* [Items from a dataset]
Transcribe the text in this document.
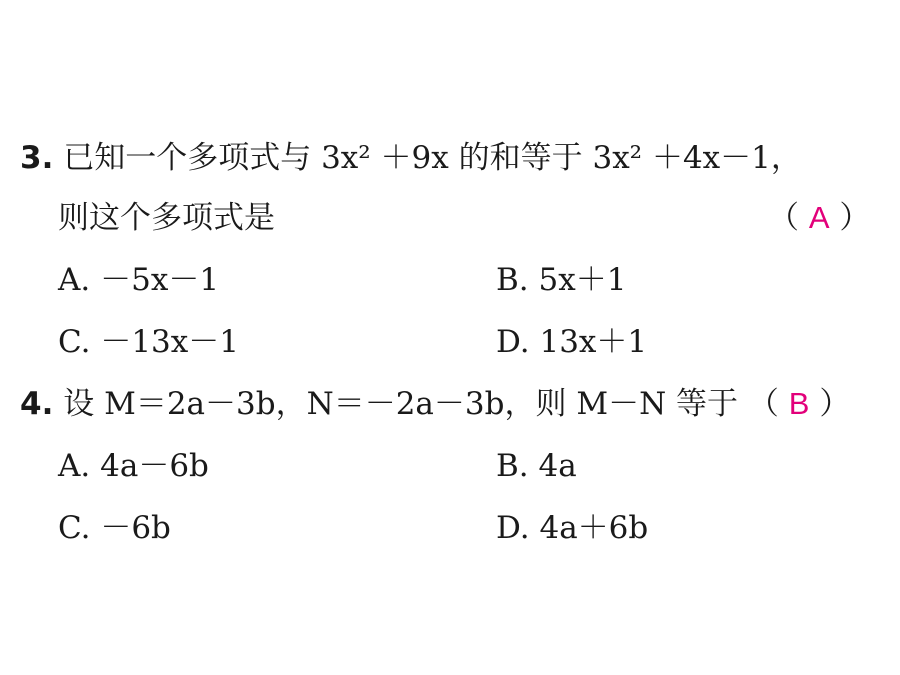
3. 已知一个多项式与 3x² ＋9x 的和等于 3x² ＋4x－1，
则这个多项式是	（ A ）
A. －5x－1	B. 5x＋1
C. －13x－1	D. 13x＋1
4. 设 M＝2a－3b，N＝－2a－3b，则 M－N 等于 （ B ）
A. 4a－6b	B. 4a
C. －6b	D. 4a＋6b
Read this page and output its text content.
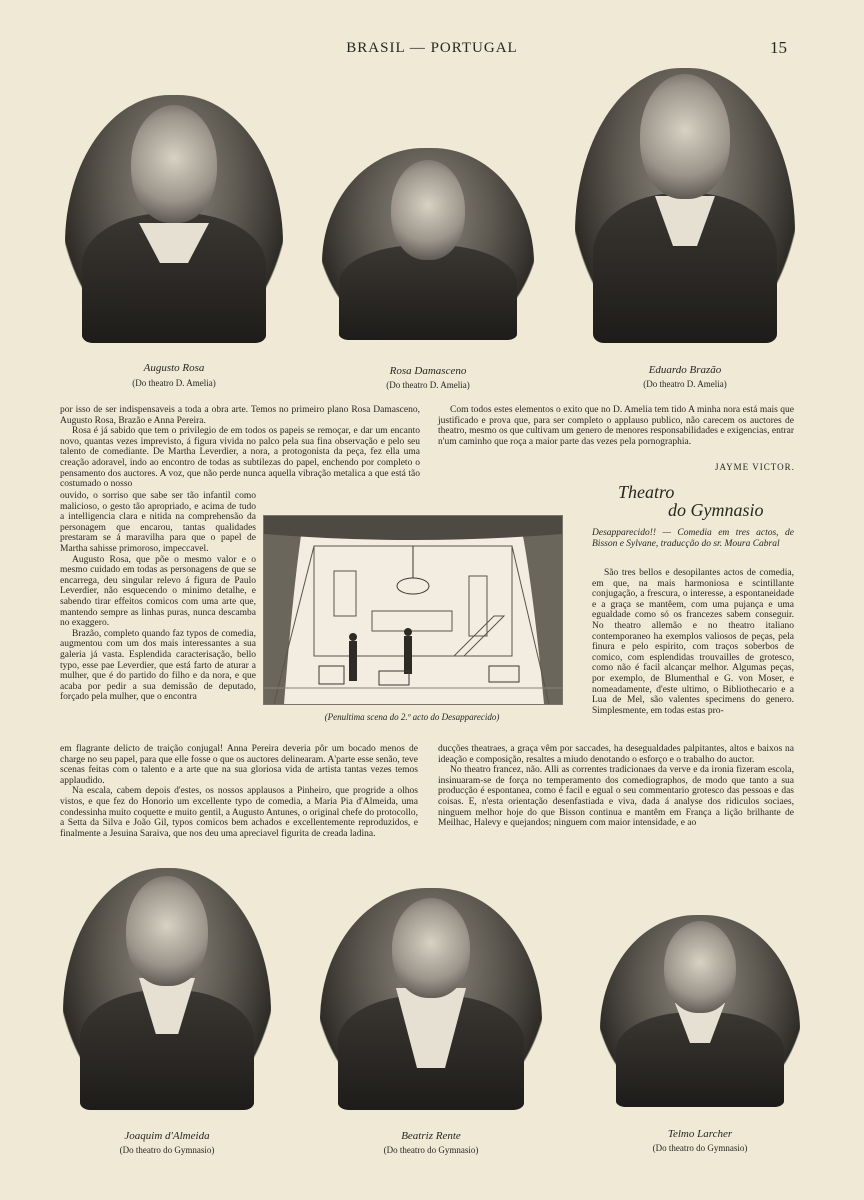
BRASIL — PORTUGAL	15
Augusto Rosa
(Do theatro D. Amelia)
Rosa Damasceno
(Do theatro D. Amelia)
Eduardo Brazão
(Do theatro D. Amelia)

por isso de ser indispensaveis a toda a obra arte. Temos no primeiro plano Rosa Damasceno, Augusto Rosa, Brazão e Anna Pereira.

Rosa é já sabido que tem o privilegio de em todos os papeis se remoçar, e dar um encanto novo, quantas vezes imprevisto, á figura vivida no palco pela sua fina observação e pelo seu talento de comediante. De Martha Leverdier, a nora, a protogonista da peça, fez ella uma creação adoravel, indo ao encontro de todas as subtilezas do papel, enchendo por completo o pensamento dos auctores. A voz, que não perde nunca aquella vibração metalica a que está tão costumado o nosso

ouvido, o sorriso que sabe ser tão infantil como malicioso, o gesto tão apropriado, e acima de tudo a intelligencia clara e nitida na comprehensão da personagem que encarou, tantas qualidades prestaram se á maravilha para que o papel de Martha sahisse primoroso, impeccavel.

Augusto Rosa, que põe o mesmo valor e o mesmo cuidado em todas as personagens de que se encarrega, deu singular relevo á figura de Paulo Leverdier, não esquecendo o minimo detalhe, e sabendo tirar effeitos comicos com uma arte que, mantendo sempre as linhas puras, nunca descamba no exaggero.

Brazão, completo quando faz typos de comedia, augmentou com um dos mais interessantes a sua galeria já vasta. Esplendida caracterisação, bello typo, esse pae Leverdier, que está farto de aturar a mulher, que é do partido do filho e da nora, e que acaba por pedir a sua demissão de deputado, forçado pela mulher, que o encontra

em flagrante delicto de traição conjugal! Anna Pereira deveria pôr um bocado menos de charge no seu papel, para que elle fosse o que os auctores delinearam. A'parte esse senão, teve scenas feitas com o talento e a arte que na sua gloriosa vida de artista tantas vezes temos applaudido.

Na escala, cabem depois d'estes, os nossos applausos a Pinheiro, que progride a olhos vistos, e que fez do Honorio um excellente typo de comedia, a Maria Pia d'Almeida, uma condessinha muito coquette e muito gentil, a Augusto Antunes, o original chefe do protocollo, a Setta da Silva e João Gil, typos comicos bem achados e excellentemente reproduzidos, e finalmente a Jesuina Saraiva, que nos deu uma apreciavel figurita de creada ladina.

Com todos estes elementos o exito que no D. Amelia tem tido A minha nora está mais que justificado e prova que, para ser completo o applauso publico, não carecem os auctores de theatro, mesmo os que cultivam um genero de menores responsabilidades e exigencias, entrar n'um caminho que roça a maior parte das vezes pela pornographia.

JAYME VICTOR.
Theatro
do Gymnasio

Desapparecido!! — Comedia em tres actos, de Bisson e Sylvane, traducção do sr. Moura Cabral

São tres bellos e desopilantes actos de comedia, em que, na mais harmoniosa e scintillante conjugação, a frescura, o interesse, a espontaneidade e a graça se mantêem, com uma pujança e uma egualdade como só os francezes sabem conseguir. No theatro allemão e no theatro italiano contemporaneo ha exemplos valiosos de peças, pela finura e pelo espirito, com traços soberbos de comico, com esplendidas trouvailles de grotesco, como não é facil alcançar melhor. Algumas peças, por exemplo, de Blumenthal e G. von Moser, e nomeadamente, d'este ultimo, o Bibliothecario e a Lua de Mel, são valentes specimens do genero. Simplesmente, em todas estas pro-

ducções theatraes, a graça vêm por saccades, ha desegualdades palpitantes, altos e baixos na ideação e composição, resaltes a miudo denotando o esforço e o trabalho do auctor.

No theatro francez, não. Alli as correntes tradicionaes da verve e da ironia fizeram escola, insinuaram-se de força no temperamento dos comediographos, de modo que tanto a sua producção é espontanea, como é facil e egual o seu commentario grotesco das pessoas e das coisas. E, n'esta orientação desenfastiada e viva, dada á analyse dos ridiculos sociaes, ninguem melhor hoje do que Bisson continua e mantêm em França a lição brilhante de Meilhac, Halevy e quejandos; ninguem com maior intensidade, e ao

(Penultima scena do 2.º acto do Desapparecido)
Joaquim d'Almeida
(Do theatro do Gymnasio)
Beatriz Rente
(Do theatro do Gymnasio)
Telmo Larcher
(Do theatro do Gymnasio)
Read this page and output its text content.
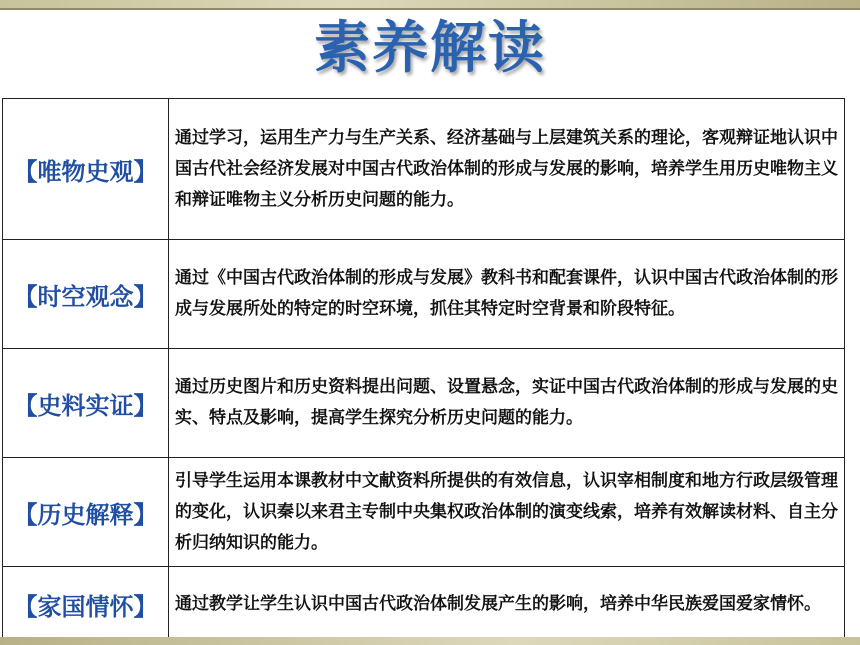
素养解读
【唯物史观】	通过学习，运用生产力与生产关系、经济基础与上层建筑关系的理论，客观辩证地认识中国古代社会经济发展对中国古代政治体制的形成与发展的影响，培养学生用历史唯物主义和辩证唯物主义分析历史问题的能力。
【时空观念】	通过《中国古代政治体制的形成与发展》教科书和配套课件，认识中国古代政治体制的形成与发展所处的特定的时空环境，抓住其特定时空背景和阶段特征。
【史料实证】	通过历史图片和历史资料提出问题、设置悬念，实证中国古代政治体制的形成与发展的史实、特点及影响，提高学生探究分析历史问题的能力。
【历史解释】	引导学生运用本课教材中文献资料所提供的有效信息，认识宰相制度和地方行政层级管理的变化，认识秦以来君主专制中央集权政治体制的演变线索，培养有效解读材料、自主分析归纳知识的能力。
【家国情怀】	通过教学让学生认识中国古代政治体制发展产生的影响，培养中华民族爱国爱家情怀。
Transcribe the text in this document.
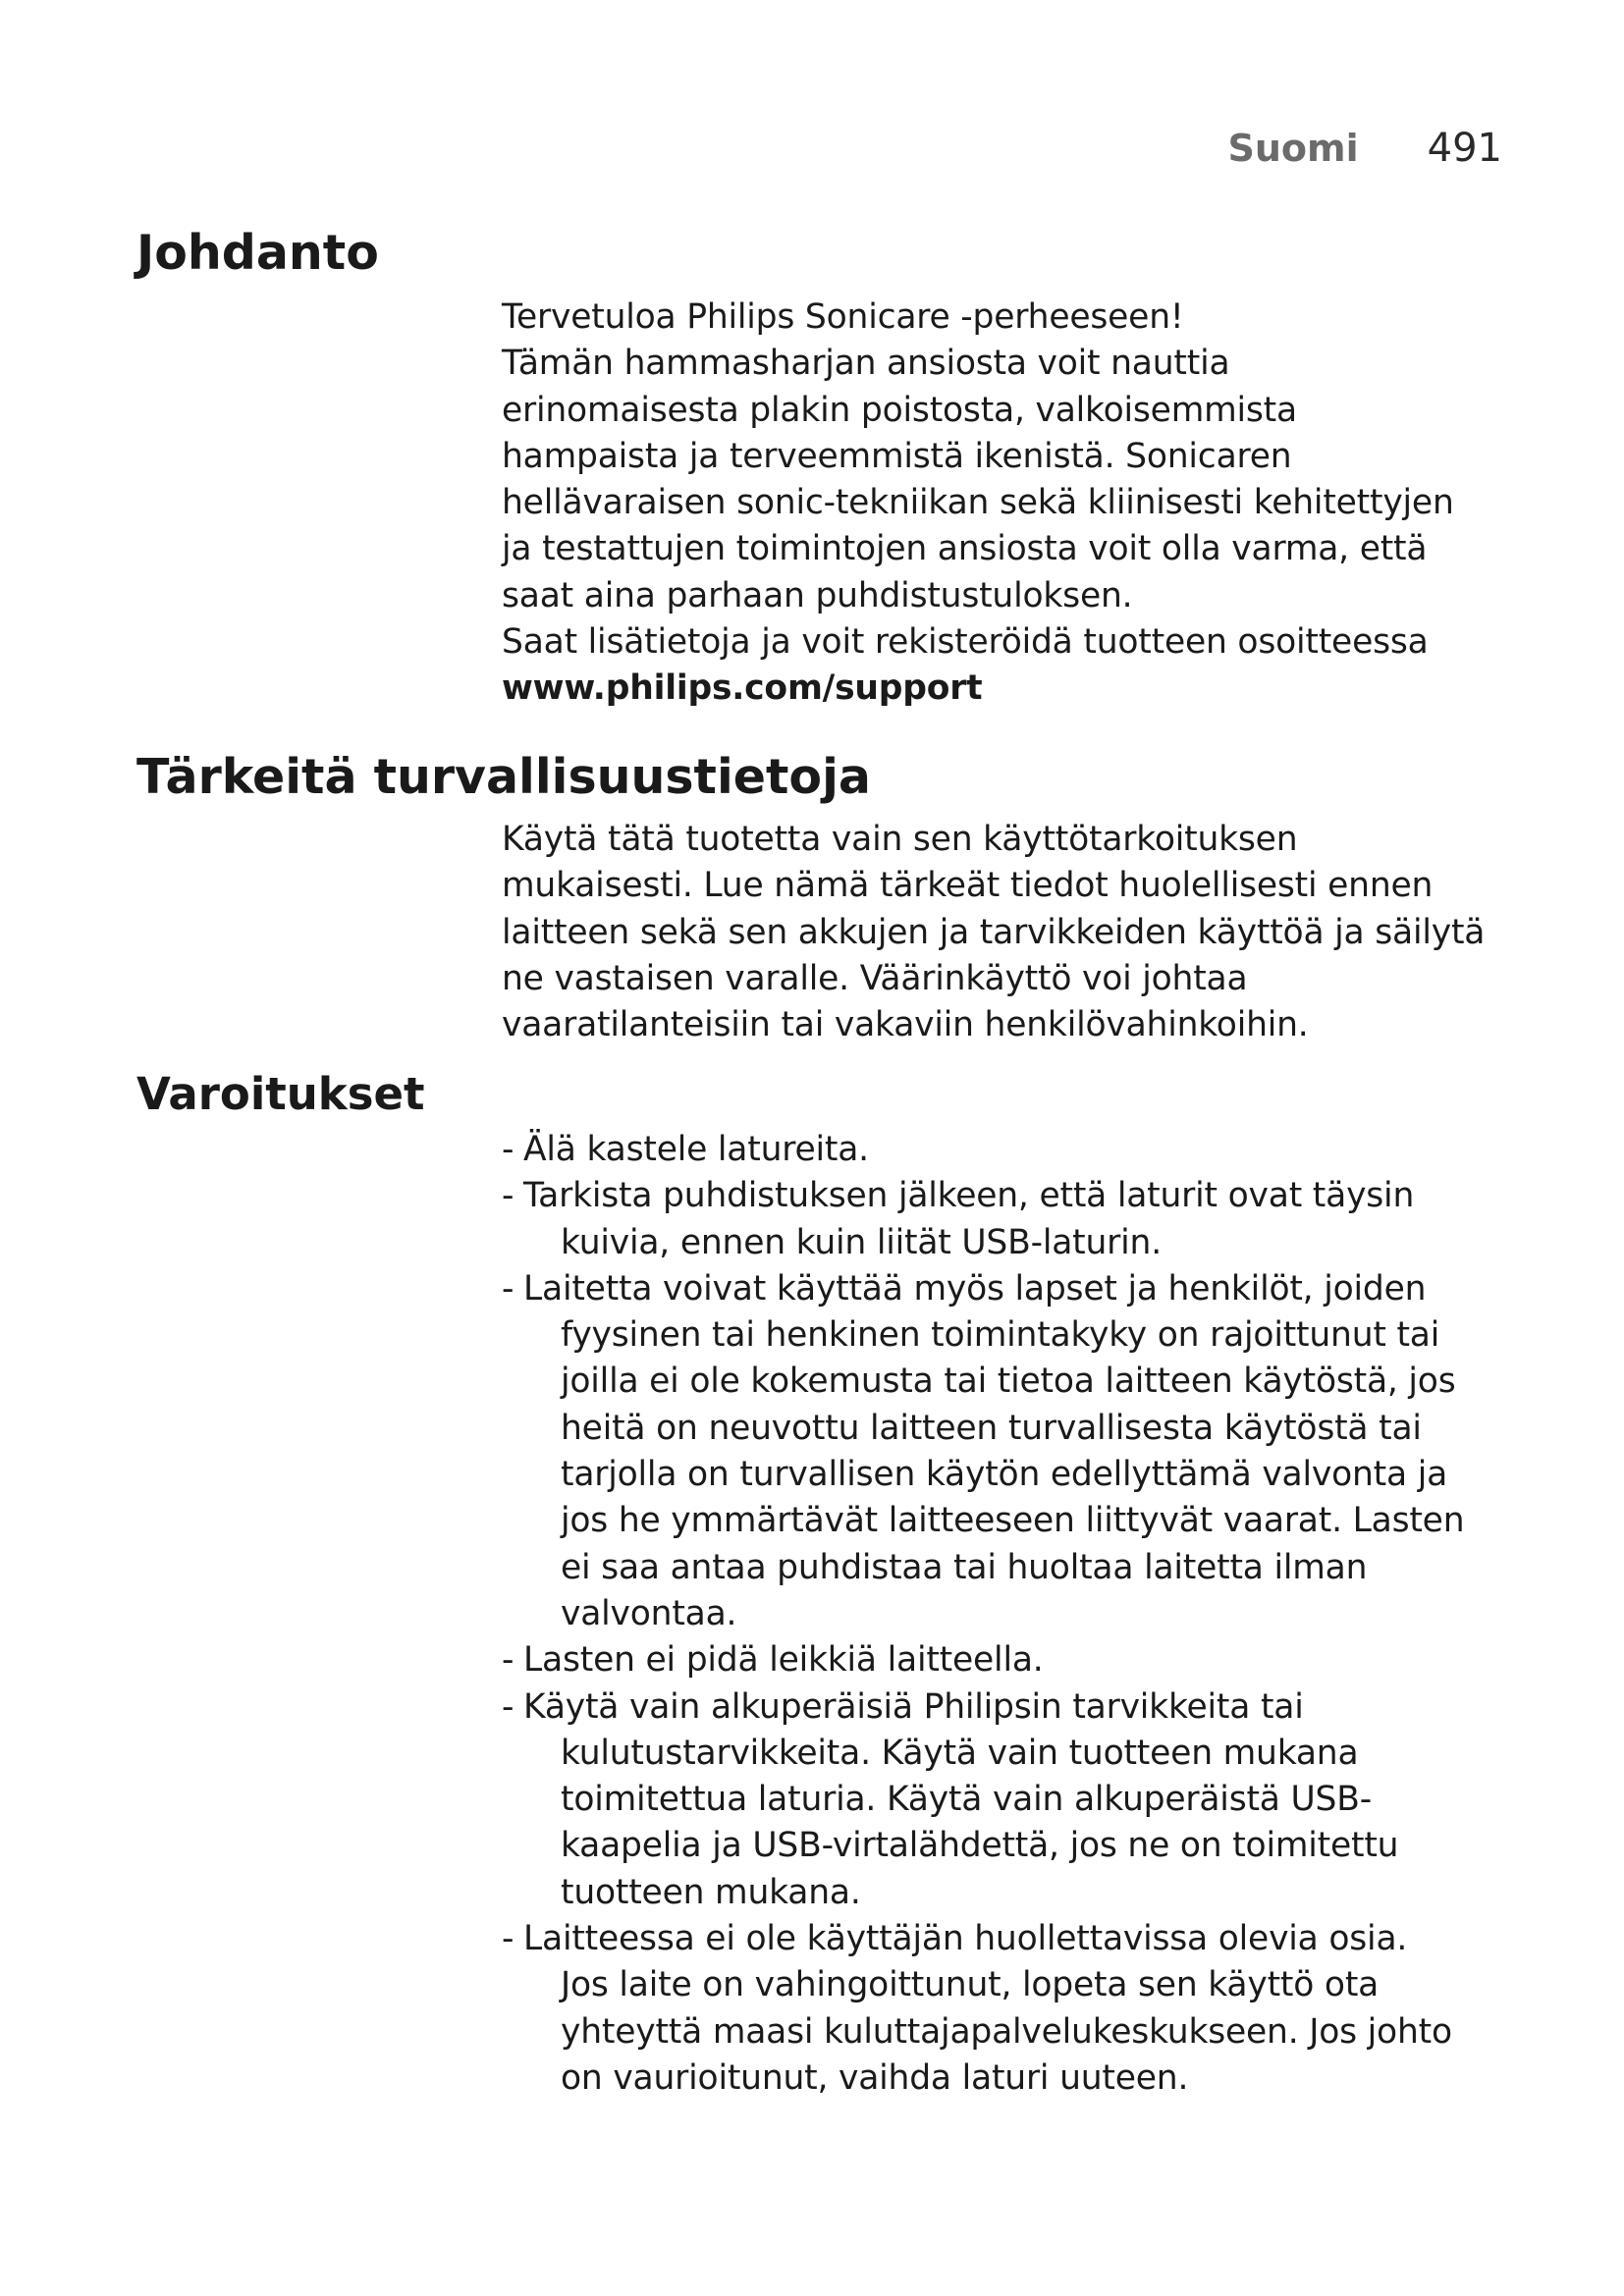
Suomi 491
Johdanto
Tervetuloa Philips Sonicare -perheeseen!
Tämän hammasharjan ansiosta voit nauttia
erinomaisesta plakin poistosta, valkoisemmista
hampaista ja terveemmistä ikenistä. Sonicaren
hellävaraisen sonic-tekniikan sekä kliinisesti kehitettyjen
ja testattujen toimintojen ansiosta voit olla varma, että
saat aina parhaan puhdistustuloksen.
Saat lisätietoja ja voit rekisteröidä tuotteen osoitteessa
www.philips.com/support
Tärkeitä turvallisuustietoja
Käytä tätä tuotetta vain sen käyttötarkoituksen
mukaisesti. Lue nämä tärkeät tiedot huolellisesti ennen
laitteen sekä sen akkujen ja tarvikkeiden käyttöä ja säilytä
ne vastaisen varalle. Väärinkäyttö voi johtaa
vaaratilanteisiin tai vakaviin henkilövahinkoihin.
Varoitukset
- Älä kastele latureita.
- Tarkista puhdistuksen jälkeen, että laturit ovat täysin
kuivia, ennen kuin liität USB-laturin.
- Laitetta voivat käyttää myös lapset ja henkilöt, joiden
fyysinen tai henkinen toimintakyky on rajoittunut tai
joilla ei ole kokemusta tai tietoa laitteen käytöstä, jos
heitä on neuvottu laitteen turvallisesta käytöstä tai
tarjolla on turvallisen käytön edellyttämä valvonta ja
jos he ymmärtävät laitteeseen liittyvät vaarat. Lasten
ei saa antaa puhdistaa tai huoltaa laitetta ilman
valvontaa.
- Lasten ei pidä leikkiä laitteella.
- Käytä vain alkuperäisiä Philipsin tarvikkeita tai
kulutustarvikkeita. Käytä vain tuotteen mukana
toimitettua laturia. Käytä vain alkuperäistä USB-
kaapelia ja USB-virtalähdettä, jos ne on toimitettu
tuotteen mukana.
- Laitteessa ei ole käyttäjän huollettavissa olevia osia.
Jos laite on vahingoittunut, lopeta sen käyttö ota
yhteyttä maasi kuluttajapalvelukeskukseen. Jos johto
on vaurioitunut, vaihda laturi uuteen.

* [REQUIREMENTS]
Locate the word "typos" in the entries, and copy every line where it is found.

* [RESULT]
Brazão, completo quando faz typos de comedia, augmentou com um dos mais interessantes a sua galeria já vasta. Esplendida caracterisação, bello typo, esse pae Leverdier, que está farto de aturar a mulher, que é do partido do filho e da nora, e que acaba por pedir a sua demissão de deputado, forçado pela mulher, que o encontra
Na escala, cabem depois d'estes, os nossos applausos a Pinheiro, que progride a olhos vistos, e que fez do Honorio um excellente typo de comedia, a Maria Pia d'Almeida, uma condessinha muito coquette e muito gentil, a Augusto Antunes, o original chefe do protocollo, a Setta da Silva e João Gil, typos comicos bem achados e excellentemente reproduzidos, e finalmente a Jesuina Saraiva, que nos deu uma apreciavel figurita de creada ladina.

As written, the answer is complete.